● **Yapılacaklar**:
**a.** Verilen metinde "Bu yıl 10.’su" ifadesinden başlayıp "12 sene uğraşıyoruz." ifadesine kadar uzanan bölümün tamamını hiçbir değişiklik yapmadan aktarın.
**b.** Verilen metne göre Levent Eyüboğlu, Perakende Günleri'ndeki konuşmasını hangi başlık altında yaptı?

● **Verilen Metin**:
——————
Genel

Levent Eyüboğlu:Ras alKhaimah Emirliği ile anlaşma imzaladık!

Bu yıl 10.’su Turkmall’un sponsorluğunda gerçekleşen Perakende Günleri’nde Turkmall CEO’su Levent Eyüboğlu ‘Ülkeler, Öyküler, Fırsatlar’ başlığı altında bir konuşma yaptı

Levent Eyüboğlu, konuşmasında, “Öncelikle perakende günlerinin 10. yılında sponsor olup perakendeye olan desteğimizi Turkmall olarak göstermekten gerçekten mutluyuz. Bütün Soysal ekibine bu perakende günlerini 10. yıla getirdiği için teşekkür etmek istiyorum. Onlar büyük bir alkışı hak ettiler izin verirseniz… Şimdi diyeceksiniz ki bu adam her seferinde çıkıp konuşuyor, bir şeyler söylüyor, gerçekten söyleyecek bir şeyi var mı Aslında Development olmanın, proje geliştirmeci olmanın nankör bir tarafı var. Nankör bir meslek. Bir tane proje yapıyoruz, bu projeyle 7, 8, 9, 10 bazen 12 sene uğraşıyoruz.
——————
● **Veri Alıntısı**:

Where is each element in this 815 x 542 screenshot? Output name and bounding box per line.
——————
● **Görev Yanıtları**:
**a.**
Bu yıl 10.’su Turkmall’un sponsorluğunda gerçekleşen Perakende Günleri’nde Turkmall CEO’su Levent Eyüboğlu ‘Ülkeler, Öyküler, Fırsatlar’ başlığı altında bir konuşma yaptı

Levent Eyüboğlu, konuşmasında, “Öncelikle perakende günlerinin 10. yılında sponsor olup perakendeye olan desteğimizi Turkmall olarak göstermekten gerçekten mutluyuz. Bütün Soysal ekibine bu perakende günlerini 10. yıla getirdiği için teşekkür etmek istiyorum. Onlar büyük bir alkışı hak ettiler izin verirseniz… Şimdi diyeceksiniz ki bu adam her seferinde çıkıp konuşuyor, bir şeyler söylüyor, gerçekten söyleyecek bir şeyi var mı Aslında Development olmanın, proje geliştirmeci olmanın nankör bir tarafı var. Nankör bir meslek. Bir tane proje yapıyoruz, bu projeyle 7, 8, 9, 10 bazen 12 sene uğraşıyoruz.

**b.** ‘Ülkeler, Öyküler, Fırsatlar’ başlığı altında.